** start of Supplied data **

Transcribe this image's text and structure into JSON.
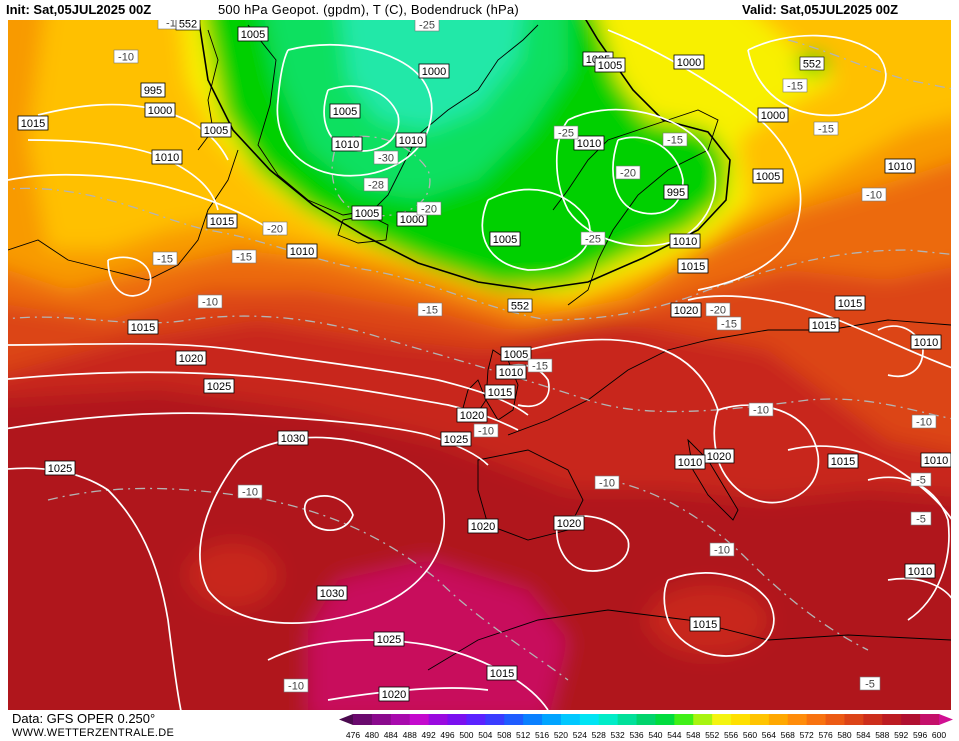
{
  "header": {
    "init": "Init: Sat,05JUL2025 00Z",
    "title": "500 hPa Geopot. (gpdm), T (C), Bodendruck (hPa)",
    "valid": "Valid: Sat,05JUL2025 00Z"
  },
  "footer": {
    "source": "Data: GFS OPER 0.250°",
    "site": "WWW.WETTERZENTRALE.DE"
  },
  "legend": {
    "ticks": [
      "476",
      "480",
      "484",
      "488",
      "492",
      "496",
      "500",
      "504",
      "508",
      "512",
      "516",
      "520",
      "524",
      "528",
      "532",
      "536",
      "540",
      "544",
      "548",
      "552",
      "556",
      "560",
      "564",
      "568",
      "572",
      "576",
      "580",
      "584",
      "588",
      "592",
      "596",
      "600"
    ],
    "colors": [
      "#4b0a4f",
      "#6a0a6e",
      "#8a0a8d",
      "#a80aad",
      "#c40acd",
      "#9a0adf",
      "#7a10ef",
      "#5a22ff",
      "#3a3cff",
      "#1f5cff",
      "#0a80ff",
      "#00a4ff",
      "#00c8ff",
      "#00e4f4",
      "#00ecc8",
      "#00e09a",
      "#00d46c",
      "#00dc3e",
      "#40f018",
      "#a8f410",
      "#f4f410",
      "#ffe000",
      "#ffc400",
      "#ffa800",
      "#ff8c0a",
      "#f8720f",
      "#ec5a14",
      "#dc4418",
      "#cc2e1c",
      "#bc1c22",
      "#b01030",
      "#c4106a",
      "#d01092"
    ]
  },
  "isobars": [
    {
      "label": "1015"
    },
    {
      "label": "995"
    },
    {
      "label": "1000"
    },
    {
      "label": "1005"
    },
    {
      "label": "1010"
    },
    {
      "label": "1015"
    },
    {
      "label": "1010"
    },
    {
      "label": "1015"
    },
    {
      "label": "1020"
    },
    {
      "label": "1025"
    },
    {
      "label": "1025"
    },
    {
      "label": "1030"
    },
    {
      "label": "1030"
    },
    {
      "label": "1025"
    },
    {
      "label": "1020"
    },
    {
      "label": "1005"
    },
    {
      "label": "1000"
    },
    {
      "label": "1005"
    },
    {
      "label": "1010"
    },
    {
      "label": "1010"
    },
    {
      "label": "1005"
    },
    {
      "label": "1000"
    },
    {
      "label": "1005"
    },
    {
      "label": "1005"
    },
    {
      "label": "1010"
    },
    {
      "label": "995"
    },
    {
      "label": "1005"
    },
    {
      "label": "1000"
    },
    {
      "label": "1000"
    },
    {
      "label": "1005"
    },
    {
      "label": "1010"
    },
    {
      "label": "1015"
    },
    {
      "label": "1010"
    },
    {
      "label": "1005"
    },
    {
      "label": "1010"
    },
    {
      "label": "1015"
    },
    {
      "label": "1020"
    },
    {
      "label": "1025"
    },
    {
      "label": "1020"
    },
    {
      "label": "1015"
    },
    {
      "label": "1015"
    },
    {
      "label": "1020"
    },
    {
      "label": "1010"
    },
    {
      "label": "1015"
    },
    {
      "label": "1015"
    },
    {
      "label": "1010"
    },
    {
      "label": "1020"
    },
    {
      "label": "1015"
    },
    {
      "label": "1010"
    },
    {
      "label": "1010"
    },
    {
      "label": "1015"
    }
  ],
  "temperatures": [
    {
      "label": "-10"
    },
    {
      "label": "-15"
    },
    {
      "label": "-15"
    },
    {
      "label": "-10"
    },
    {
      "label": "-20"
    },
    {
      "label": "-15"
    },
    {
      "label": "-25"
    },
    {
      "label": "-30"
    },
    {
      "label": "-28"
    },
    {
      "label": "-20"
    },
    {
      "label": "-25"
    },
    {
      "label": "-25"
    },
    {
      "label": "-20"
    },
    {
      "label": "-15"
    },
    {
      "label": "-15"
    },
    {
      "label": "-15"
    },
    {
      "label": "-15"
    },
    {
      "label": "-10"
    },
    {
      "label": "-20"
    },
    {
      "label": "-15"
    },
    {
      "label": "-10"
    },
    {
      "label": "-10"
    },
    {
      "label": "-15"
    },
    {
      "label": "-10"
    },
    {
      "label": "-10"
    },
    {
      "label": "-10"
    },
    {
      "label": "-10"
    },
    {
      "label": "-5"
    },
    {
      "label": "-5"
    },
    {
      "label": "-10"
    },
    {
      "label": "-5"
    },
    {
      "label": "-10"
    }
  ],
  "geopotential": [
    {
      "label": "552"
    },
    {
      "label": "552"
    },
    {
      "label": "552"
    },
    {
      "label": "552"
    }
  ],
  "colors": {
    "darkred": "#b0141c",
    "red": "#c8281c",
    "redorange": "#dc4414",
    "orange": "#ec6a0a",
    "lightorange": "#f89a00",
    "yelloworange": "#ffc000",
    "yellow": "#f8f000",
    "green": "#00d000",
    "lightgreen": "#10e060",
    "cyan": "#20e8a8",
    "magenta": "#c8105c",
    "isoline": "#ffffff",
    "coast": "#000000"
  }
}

** end of Supplied data **
** start of Supplied data **

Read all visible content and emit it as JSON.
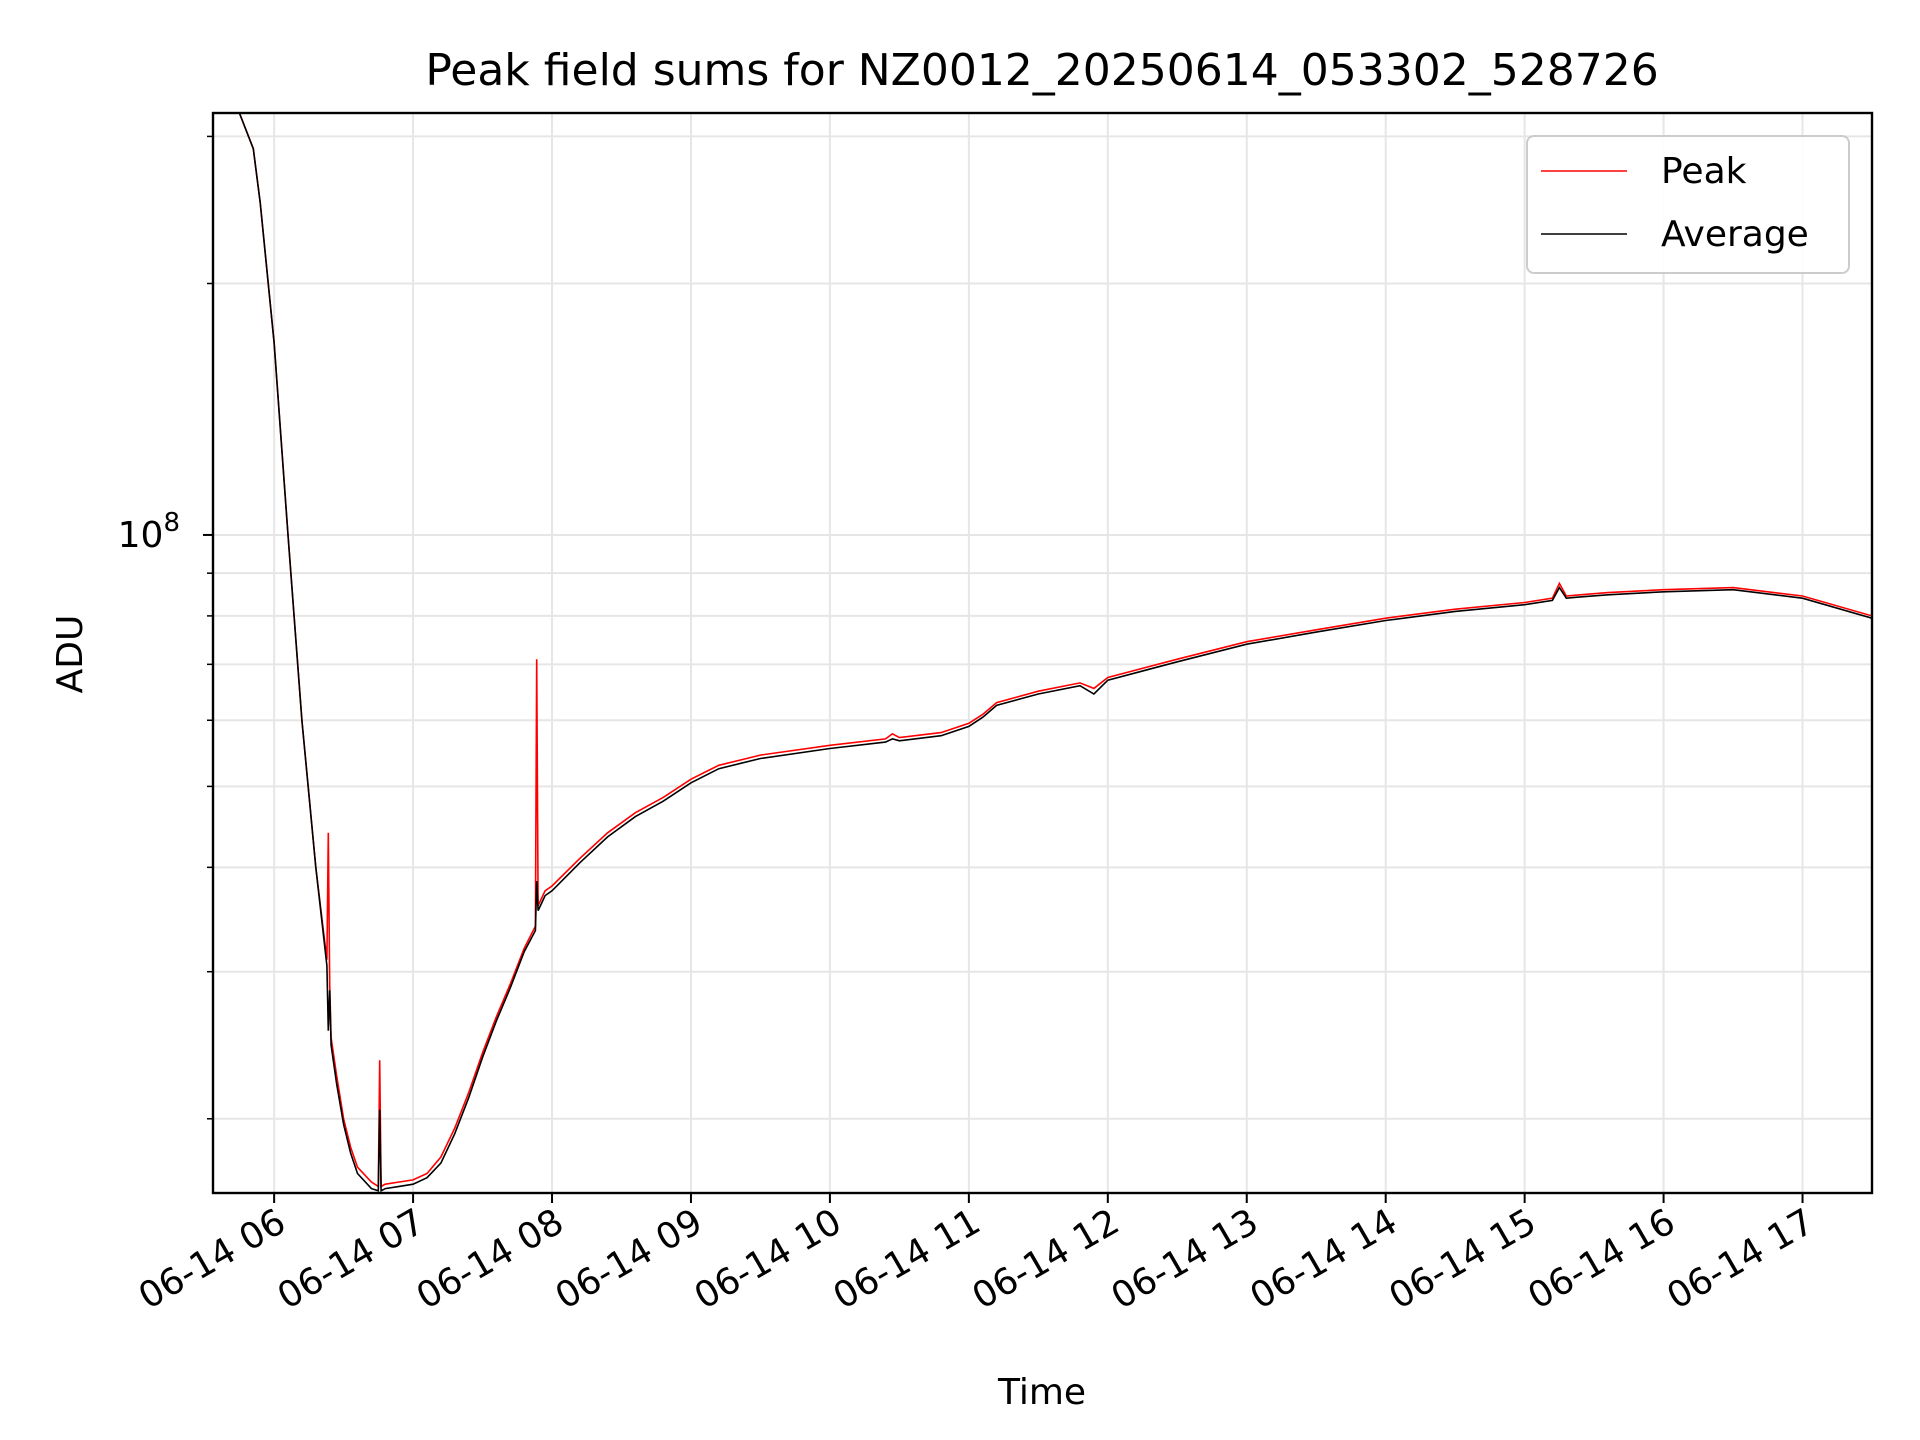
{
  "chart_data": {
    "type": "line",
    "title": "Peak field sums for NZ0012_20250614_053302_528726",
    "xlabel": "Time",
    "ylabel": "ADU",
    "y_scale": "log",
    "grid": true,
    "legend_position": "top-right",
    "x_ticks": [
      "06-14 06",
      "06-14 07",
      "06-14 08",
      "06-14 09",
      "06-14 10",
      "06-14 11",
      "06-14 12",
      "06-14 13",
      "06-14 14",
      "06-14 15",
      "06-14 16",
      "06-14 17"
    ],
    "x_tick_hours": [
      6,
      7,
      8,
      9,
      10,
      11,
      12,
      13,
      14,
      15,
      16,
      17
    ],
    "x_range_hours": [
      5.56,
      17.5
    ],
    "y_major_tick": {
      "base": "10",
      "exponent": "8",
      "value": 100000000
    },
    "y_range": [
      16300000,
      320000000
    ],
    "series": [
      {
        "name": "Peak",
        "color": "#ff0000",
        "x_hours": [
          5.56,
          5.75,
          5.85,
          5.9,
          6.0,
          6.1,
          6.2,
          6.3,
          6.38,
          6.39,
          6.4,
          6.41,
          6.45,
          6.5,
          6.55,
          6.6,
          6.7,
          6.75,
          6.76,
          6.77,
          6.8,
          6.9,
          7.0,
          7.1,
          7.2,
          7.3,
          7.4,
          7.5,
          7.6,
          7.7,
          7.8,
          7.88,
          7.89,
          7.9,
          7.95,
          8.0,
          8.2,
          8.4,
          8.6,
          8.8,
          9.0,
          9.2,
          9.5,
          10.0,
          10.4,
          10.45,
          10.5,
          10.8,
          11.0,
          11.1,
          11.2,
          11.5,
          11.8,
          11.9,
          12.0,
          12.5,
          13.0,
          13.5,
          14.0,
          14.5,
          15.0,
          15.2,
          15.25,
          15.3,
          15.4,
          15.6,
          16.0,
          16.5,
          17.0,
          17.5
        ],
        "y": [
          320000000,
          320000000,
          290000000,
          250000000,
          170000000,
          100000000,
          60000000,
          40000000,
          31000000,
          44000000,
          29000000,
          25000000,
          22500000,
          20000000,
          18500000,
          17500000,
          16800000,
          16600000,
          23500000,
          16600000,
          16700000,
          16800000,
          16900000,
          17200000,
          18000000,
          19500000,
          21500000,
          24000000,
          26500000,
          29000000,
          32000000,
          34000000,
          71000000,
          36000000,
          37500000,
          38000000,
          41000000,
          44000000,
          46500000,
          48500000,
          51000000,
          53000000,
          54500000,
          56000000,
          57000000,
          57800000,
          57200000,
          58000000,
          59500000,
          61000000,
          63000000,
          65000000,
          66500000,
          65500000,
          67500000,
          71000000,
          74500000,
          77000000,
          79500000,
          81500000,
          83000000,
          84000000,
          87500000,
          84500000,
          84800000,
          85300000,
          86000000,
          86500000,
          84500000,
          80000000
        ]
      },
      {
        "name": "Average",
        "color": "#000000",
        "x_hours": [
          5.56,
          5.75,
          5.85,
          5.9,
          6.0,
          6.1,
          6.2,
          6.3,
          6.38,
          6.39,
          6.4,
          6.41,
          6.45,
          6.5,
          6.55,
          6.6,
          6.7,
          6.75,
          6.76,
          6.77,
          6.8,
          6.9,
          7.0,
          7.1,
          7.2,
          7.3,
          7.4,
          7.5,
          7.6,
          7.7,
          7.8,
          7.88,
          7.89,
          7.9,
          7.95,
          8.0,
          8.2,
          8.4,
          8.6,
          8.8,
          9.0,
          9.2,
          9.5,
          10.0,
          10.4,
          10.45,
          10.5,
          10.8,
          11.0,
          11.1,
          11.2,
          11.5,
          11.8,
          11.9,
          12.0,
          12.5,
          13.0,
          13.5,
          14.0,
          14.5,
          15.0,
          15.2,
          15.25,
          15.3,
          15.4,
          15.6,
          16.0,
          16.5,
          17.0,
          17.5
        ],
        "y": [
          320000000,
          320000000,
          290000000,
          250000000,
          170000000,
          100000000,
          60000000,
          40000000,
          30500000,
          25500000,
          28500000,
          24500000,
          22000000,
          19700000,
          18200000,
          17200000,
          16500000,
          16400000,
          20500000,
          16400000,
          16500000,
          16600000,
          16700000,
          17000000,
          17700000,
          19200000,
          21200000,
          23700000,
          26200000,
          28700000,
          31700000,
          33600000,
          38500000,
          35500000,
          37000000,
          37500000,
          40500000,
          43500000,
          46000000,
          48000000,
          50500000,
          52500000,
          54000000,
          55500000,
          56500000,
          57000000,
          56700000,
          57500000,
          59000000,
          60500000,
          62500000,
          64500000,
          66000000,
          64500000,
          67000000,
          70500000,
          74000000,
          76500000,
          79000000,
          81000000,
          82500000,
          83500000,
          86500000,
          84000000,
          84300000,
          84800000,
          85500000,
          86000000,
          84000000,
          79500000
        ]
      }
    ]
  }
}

** end of Supplied data **

> Exercise objective:
Of the lines above, how many contain the string "JSON"? Only the number is required.

> Exercise solution:
2